## Goal
Skip the pictures and repeat each line of the data exactly.

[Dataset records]
....

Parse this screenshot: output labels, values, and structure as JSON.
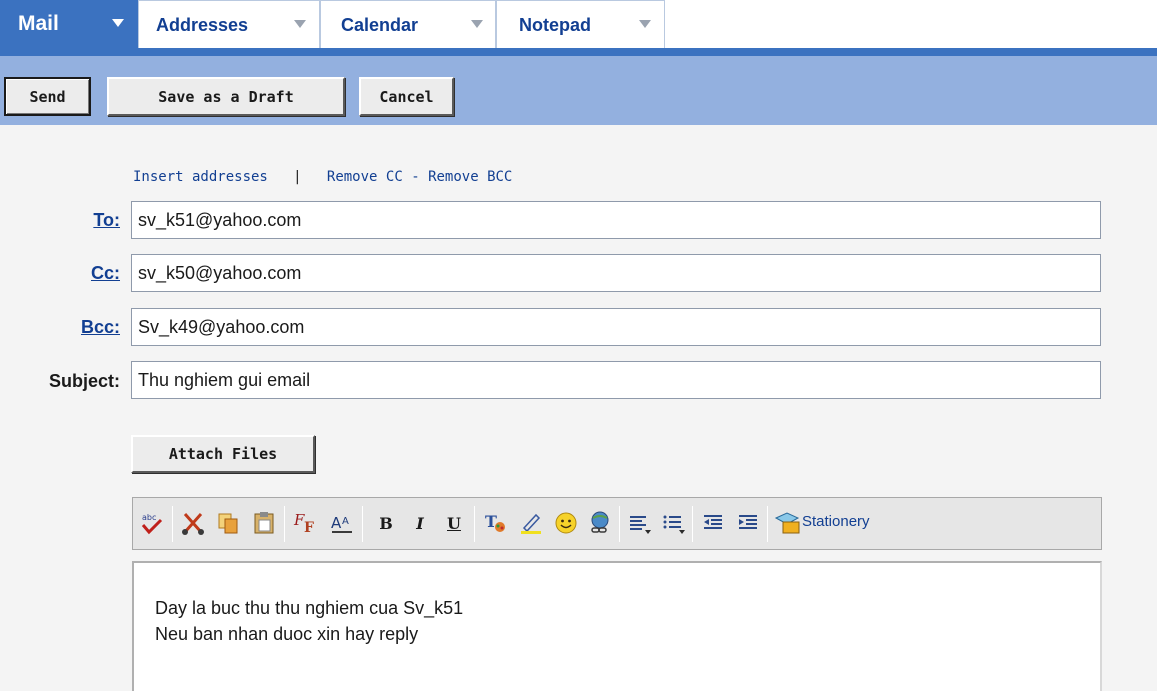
{
  "tabs": [
    {
      "label": "Mail",
      "active": true
    },
    {
      "label": "Addresses",
      "active": false
    },
    {
      "label": "Calendar",
      "active": false
    },
    {
      "label": "Notepad",
      "active": false
    }
  ],
  "toolbar": {
    "send_label": "Send",
    "draft_label": "Save as a Draft",
    "cancel_label": "Cancel"
  },
  "compose": {
    "insert_addresses": "Insert addresses",
    "divider": "|",
    "remove_cc": "Remove CC",
    "dash": "-",
    "remove_bcc": "Remove BCC",
    "to_label": "To:",
    "to_value": "sv_k51@yahoo.com",
    "cc_label": "Cc:",
    "cc_value": "sv_k50@yahoo.com",
    "bcc_label": "Bcc:",
    "bcc_value": "Sv_k49@yahoo.com",
    "subject_label": "Subject:",
    "subject_value": "Thu nghiem gui email",
    "attach_label": "Attach Files"
  },
  "editor": {
    "icons": [
      "spellcheck-icon",
      "cut-icon",
      "copy-icon",
      "paste-icon",
      "font-icon",
      "font-size-icon",
      "bold-icon",
      "italic-icon",
      "underline-icon",
      "text-color-icon",
      "highlight-icon",
      "emoticon-icon",
      "link-icon",
      "align-icon",
      "bullet-list-icon",
      "outdent-icon",
      "indent-icon",
      "stationery-icon"
    ],
    "bold_glyph": "B",
    "italic_glyph": "I",
    "underline_glyph": "U",
    "stationery_label": "Stationery",
    "body_lines": [
      "Day la buc thu thu nghiem cua Sv_k51",
      "Neu ban nhan duoc xin hay reply"
    ]
  },
  "colors": {
    "accent": "#3b72c0",
    "toolbar_bg": "#93b0df",
    "link": "#123f92"
  }
}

....

## Written solution
Parse this screenshot: output labels, values, and structure as JSON.
{
  "tabs": [
    {
      "label": "Mail",
      "active": true
    },
    {
      "label": "Addresses",
      "active": false
    },
    {
      "label": "Calendar",
      "active": false
    },
    {
      "label": "Notepad",
      "active": false
    }
  ],
  "toolbar": {
    "send_label": "Send",
    "draft_label": "Save as a Draft",
    "cancel_label": "Cancel"
  },
  "compose": {
    "insert_addresses": "Insert addresses",
    "divider": "|",
    "remove_cc": "Remove CC",
    "dash": "-",
    "remove_bcc": "Remove BCC",
    "to_label": "To:",
    "to_value": "sv_k51@yahoo.com",
    "cc_label": "Cc:",
    "cc_value": "sv_k50@yahoo.com",
    "bcc_label": "Bcc:",
    "bcc_value": "Sv_k49@yahoo.com",
    "subject_label": "Subject:",
    "subject_value": "Thu nghiem gui email",
    "attach_label": "Attach Files"
  },
  "editor": {
    "icons": [
      "spellcheck-icon",
      "cut-icon",
      "copy-icon",
      "paste-icon",
      "font-icon",
      "font-size-icon",
      "bold-icon",
      "italic-icon",
      "underline-icon",
      "text-color-icon",
      "highlight-icon",
      "emoticon-icon",
      "link-icon",
      "align-icon",
      "bullet-list-icon",
      "outdent-icon",
      "indent-icon",
      "stationery-icon"
    ],
    "bold_glyph": "B",
    "italic_glyph": "I",
    "underline_glyph": "U",
    "stationery_label": "Stationery",
    "body_lines": [
      "Day la buc thu thu nghiem cua Sv_k51",
      "Neu ban nhan duoc xin hay reply"
    ]
  },
  "colors": {
    "accent": "#3b72c0",
    "toolbar_bg": "#93b0df",
    "link": "#123f92"
  }
}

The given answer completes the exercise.